# [RECORDS SUPPLIED]

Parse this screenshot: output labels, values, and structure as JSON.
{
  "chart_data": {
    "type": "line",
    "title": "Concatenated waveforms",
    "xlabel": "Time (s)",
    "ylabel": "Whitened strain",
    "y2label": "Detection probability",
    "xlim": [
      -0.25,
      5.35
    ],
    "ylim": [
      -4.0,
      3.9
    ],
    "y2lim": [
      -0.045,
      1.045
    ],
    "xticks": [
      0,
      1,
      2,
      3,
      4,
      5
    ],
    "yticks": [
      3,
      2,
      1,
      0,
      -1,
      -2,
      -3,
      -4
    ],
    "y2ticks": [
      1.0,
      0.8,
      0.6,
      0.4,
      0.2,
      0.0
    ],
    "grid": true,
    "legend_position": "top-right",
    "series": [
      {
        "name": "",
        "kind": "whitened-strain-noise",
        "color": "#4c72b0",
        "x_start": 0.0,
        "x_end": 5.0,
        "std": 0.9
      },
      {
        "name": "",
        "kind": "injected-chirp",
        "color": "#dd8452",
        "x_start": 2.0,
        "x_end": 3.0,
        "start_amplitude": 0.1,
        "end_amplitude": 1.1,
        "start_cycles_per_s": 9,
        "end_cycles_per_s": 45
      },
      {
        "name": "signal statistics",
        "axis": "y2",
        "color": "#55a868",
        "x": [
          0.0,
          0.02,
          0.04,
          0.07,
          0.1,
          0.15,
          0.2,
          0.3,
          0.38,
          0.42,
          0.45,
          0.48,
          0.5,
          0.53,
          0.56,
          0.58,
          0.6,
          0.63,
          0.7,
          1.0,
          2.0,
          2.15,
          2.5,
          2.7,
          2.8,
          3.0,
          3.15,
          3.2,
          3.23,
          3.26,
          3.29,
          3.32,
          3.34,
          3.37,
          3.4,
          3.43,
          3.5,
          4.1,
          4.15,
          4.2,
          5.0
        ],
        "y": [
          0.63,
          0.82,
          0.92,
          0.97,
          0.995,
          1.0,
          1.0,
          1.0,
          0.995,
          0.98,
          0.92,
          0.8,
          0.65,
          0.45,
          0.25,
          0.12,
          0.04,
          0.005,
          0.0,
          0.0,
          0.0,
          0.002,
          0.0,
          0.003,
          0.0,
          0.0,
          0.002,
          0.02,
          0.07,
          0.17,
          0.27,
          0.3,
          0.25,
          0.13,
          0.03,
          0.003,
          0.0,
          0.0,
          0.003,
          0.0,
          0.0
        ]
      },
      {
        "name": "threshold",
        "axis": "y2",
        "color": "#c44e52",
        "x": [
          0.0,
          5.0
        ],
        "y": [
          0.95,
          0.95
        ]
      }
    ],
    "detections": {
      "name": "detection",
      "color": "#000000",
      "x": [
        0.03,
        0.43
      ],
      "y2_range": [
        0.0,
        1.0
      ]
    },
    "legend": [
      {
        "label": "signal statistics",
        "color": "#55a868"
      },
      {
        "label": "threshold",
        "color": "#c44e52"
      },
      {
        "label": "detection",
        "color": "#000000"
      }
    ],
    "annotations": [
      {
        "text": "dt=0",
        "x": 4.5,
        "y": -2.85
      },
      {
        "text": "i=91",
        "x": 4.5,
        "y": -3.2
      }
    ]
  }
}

# [WHAT IS ASKED]
Write out the whole listing again, exactly as it stands.

# [COMPLETE ANSWER]
Parse this screenshot: output labels, values, and structure as JSON.
{
  "chart_data": {
    "type": "line",
    "title": "Concatenated waveforms",
    "xlabel": "Time (s)",
    "ylabel": "Whitened strain",
    "y2label": "Detection probability",
    "xlim": [
      -0.25,
      5.35
    ],
    "ylim": [
      -4.0,
      3.9
    ],
    "y2lim": [
      -0.045,
      1.045
    ],
    "xticks": [
      0,
      1,
      2,
      3,
      4,
      5
    ],
    "yticks": [
      3,
      2,
      1,
      0,
      -1,
      -2,
      -3,
      -4
    ],
    "y2ticks": [
      1.0,
      0.8,
      0.6,
      0.4,
      0.2,
      0.0
    ],
    "grid": true,
    "legend_position": "top-right",
    "series": [
      {
        "name": "",
        "kind": "whitened-strain-noise",
        "color": "#4c72b0",
        "x_start": 0.0,
        "x_end": 5.0,
        "std": 0.9
      },
      {
        "name": "",
        "kind": "injected-chirp",
        "color": "#dd8452",
        "x_start": 2.0,
        "x_end": 3.0,
        "start_amplitude": 0.1,
        "end_amplitude": 1.1,
        "start_cycles_per_s": 9,
        "end_cycles_per_s": 45
      },
      {
        "name": "signal statistics",
        "axis": "y2",
        "color": "#55a868",
        "x": [
          0.0,
          0.02,
          0.04,
          0.07,
          0.1,
          0.15,
          0.2,
          0.3,
          0.38,
          0.42,
          0.45,
          0.48,
          0.5,
          0.53,
          0.56,
          0.58,
          0.6,
          0.63,
          0.7,
          1.0,
          2.0,
          2.15,
          2.5,
          2.7,
          2.8,
          3.0,
          3.15,
          3.2,
          3.23,
          3.26,
          3.29,
          3.32,
          3.34,
          3.37,
          3.4,
          3.43,
          3.5,
          4.1,
          4.15,
          4.2,
          5.0
        ],
        "y": [
          0.63,
          0.82,
          0.92,
          0.97,
          0.995,
          1.0,
          1.0,
          1.0,
          0.995,
          0.98,
          0.92,
          0.8,
          0.65,
          0.45,
          0.25,
          0.12,
          0.04,
          0.005,
          0.0,
          0.0,
          0.0,
          0.002,
          0.0,
          0.003,
          0.0,
          0.0,
          0.002,
          0.02,
          0.07,
          0.17,
          0.27,
          0.3,
          0.25,
          0.13,
          0.03,
          0.003,
          0.0,
          0.0,
          0.003,
          0.0,
          0.0
        ]
      },
      {
        "name": "threshold",
        "axis": "y2",
        "color": "#c44e52",
        "x": [
          0.0,
          5.0
        ],
        "y": [
          0.95,
          0.95
        ]
      }
    ],
    "detections": {
      "name": "detection",
      "color": "#000000",
      "x": [
        0.03,
        0.43
      ],
      "y2_range": [
        0.0,
        1.0
      ]
    },
    "legend": [
      {
        "label": "signal statistics",
        "color": "#55a868"
      },
      {
        "label": "threshold",
        "color": "#c44e52"
      },
      {
        "label": "detection",
        "color": "#000000"
      }
    ],
    "annotations": [
      {
        "text": "dt=0",
        "x": 4.5,
        "y": -2.85
      },
      {
        "text": "i=91",
        "x": 4.5,
        "y": -3.2
      }
    ]
  }
}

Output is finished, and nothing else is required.